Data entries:
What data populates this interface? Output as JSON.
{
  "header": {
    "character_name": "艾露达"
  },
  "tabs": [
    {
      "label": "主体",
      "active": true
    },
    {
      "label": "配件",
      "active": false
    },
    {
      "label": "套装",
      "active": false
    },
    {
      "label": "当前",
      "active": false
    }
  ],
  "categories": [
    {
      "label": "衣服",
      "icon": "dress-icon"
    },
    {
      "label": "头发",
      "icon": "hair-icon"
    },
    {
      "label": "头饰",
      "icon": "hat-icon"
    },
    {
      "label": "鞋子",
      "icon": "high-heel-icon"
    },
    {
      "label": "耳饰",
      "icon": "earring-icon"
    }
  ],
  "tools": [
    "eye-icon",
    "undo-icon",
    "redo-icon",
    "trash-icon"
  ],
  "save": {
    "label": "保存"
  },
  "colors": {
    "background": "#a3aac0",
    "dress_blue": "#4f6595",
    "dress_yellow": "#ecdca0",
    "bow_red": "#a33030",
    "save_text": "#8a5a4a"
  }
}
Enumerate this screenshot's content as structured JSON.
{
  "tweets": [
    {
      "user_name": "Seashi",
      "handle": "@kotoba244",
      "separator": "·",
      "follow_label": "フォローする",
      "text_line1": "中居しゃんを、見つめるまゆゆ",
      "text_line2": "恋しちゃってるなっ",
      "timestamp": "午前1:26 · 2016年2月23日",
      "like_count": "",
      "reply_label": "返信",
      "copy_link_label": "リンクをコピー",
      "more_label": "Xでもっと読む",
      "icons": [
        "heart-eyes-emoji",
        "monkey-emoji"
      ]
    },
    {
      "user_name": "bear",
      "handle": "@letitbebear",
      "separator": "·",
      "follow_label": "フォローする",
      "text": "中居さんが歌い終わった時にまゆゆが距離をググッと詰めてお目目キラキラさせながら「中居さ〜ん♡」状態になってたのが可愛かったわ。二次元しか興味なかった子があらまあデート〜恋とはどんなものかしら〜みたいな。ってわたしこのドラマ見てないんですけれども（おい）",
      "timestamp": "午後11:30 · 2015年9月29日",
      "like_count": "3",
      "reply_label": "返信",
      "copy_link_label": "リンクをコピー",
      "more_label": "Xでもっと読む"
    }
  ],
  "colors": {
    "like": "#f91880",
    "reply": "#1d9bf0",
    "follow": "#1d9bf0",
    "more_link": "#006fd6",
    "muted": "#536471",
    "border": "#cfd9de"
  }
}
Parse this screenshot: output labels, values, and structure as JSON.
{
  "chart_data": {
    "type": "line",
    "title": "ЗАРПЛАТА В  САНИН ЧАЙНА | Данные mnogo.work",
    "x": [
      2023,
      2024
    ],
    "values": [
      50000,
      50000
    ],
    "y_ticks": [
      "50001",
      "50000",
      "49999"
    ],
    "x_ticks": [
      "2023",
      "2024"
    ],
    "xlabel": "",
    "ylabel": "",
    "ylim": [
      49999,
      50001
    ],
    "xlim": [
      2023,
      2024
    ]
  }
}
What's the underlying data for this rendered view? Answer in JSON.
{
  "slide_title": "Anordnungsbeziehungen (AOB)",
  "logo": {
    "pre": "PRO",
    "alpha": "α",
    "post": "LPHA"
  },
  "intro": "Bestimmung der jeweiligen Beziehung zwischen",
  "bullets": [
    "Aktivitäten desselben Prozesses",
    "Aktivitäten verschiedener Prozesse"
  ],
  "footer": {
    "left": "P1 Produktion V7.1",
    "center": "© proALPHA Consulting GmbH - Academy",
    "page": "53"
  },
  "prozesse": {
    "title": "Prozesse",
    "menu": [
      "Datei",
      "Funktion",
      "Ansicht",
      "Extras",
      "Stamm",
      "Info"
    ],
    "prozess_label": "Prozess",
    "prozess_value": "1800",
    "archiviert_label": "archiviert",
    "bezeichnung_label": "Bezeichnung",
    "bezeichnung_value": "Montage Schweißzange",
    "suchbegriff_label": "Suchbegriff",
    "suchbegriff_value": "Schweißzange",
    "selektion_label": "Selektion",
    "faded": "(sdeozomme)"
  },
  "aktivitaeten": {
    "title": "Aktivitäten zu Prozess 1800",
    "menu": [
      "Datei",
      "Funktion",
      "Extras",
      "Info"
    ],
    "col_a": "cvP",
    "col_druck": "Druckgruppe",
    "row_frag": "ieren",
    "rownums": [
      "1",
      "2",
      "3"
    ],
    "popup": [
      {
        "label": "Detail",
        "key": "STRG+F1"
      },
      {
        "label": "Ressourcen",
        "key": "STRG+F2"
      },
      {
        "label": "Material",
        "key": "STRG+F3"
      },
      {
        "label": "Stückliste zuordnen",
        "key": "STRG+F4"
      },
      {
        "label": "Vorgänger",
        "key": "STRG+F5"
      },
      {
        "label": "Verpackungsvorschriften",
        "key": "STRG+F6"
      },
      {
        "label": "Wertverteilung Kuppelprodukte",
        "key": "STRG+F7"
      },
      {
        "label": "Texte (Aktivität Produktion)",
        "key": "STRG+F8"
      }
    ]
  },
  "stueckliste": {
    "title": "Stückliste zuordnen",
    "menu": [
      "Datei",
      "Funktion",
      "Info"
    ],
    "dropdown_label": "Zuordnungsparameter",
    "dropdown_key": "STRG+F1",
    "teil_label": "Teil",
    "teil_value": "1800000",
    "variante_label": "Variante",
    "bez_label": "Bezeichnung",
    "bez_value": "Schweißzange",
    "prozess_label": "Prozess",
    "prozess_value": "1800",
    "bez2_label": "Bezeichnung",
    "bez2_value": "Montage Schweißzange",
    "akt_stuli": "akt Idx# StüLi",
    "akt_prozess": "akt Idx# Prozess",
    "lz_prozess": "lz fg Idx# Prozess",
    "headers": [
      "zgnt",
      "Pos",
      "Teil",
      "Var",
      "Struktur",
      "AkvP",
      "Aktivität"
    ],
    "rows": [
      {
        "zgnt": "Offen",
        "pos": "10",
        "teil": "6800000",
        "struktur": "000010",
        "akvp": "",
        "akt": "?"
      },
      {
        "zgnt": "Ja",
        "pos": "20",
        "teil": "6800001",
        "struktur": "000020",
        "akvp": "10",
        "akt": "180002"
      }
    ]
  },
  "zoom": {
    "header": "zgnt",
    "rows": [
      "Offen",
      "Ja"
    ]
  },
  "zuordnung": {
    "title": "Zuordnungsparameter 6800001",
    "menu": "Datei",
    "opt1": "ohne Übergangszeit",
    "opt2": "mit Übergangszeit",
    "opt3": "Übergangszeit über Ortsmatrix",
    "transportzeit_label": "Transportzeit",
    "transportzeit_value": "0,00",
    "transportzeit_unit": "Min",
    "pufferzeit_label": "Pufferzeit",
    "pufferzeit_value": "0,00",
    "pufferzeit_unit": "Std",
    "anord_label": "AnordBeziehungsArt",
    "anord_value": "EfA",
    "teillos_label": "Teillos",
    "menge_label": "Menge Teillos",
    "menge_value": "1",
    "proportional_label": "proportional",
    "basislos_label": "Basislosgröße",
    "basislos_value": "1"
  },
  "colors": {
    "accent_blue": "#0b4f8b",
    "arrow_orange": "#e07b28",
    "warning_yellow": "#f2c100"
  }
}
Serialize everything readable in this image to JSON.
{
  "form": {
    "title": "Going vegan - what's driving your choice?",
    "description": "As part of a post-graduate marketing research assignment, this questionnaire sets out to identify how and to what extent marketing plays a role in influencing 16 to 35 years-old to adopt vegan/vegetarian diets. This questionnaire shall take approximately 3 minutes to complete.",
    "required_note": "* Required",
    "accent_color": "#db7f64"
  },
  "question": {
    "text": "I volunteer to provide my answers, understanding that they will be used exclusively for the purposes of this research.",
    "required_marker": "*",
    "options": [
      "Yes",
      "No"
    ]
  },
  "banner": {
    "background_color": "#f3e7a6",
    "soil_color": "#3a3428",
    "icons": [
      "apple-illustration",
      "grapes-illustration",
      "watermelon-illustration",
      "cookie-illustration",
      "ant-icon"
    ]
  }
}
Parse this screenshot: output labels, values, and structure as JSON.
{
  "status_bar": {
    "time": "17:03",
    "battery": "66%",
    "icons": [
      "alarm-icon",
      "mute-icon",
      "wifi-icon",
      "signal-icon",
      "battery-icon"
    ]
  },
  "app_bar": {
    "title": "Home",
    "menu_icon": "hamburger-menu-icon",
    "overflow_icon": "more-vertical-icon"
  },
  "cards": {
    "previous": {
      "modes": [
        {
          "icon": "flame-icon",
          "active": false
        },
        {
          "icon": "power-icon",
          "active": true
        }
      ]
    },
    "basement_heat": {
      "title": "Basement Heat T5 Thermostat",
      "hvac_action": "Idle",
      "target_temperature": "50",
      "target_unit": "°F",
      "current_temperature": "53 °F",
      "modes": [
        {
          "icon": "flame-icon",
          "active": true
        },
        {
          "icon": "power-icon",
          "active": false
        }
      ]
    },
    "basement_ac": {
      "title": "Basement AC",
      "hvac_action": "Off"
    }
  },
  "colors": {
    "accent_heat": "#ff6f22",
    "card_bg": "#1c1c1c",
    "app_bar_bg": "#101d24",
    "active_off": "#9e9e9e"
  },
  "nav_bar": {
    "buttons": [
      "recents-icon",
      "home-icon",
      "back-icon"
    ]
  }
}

> _WHAT IS BEING ASKED_
Pull out all lines from the listing that contain the string "Stückliste".

> _WRITTEN RESPONSE_
        "label": "Stückliste zuordnen",
    "title": "Stückliste zuordnen",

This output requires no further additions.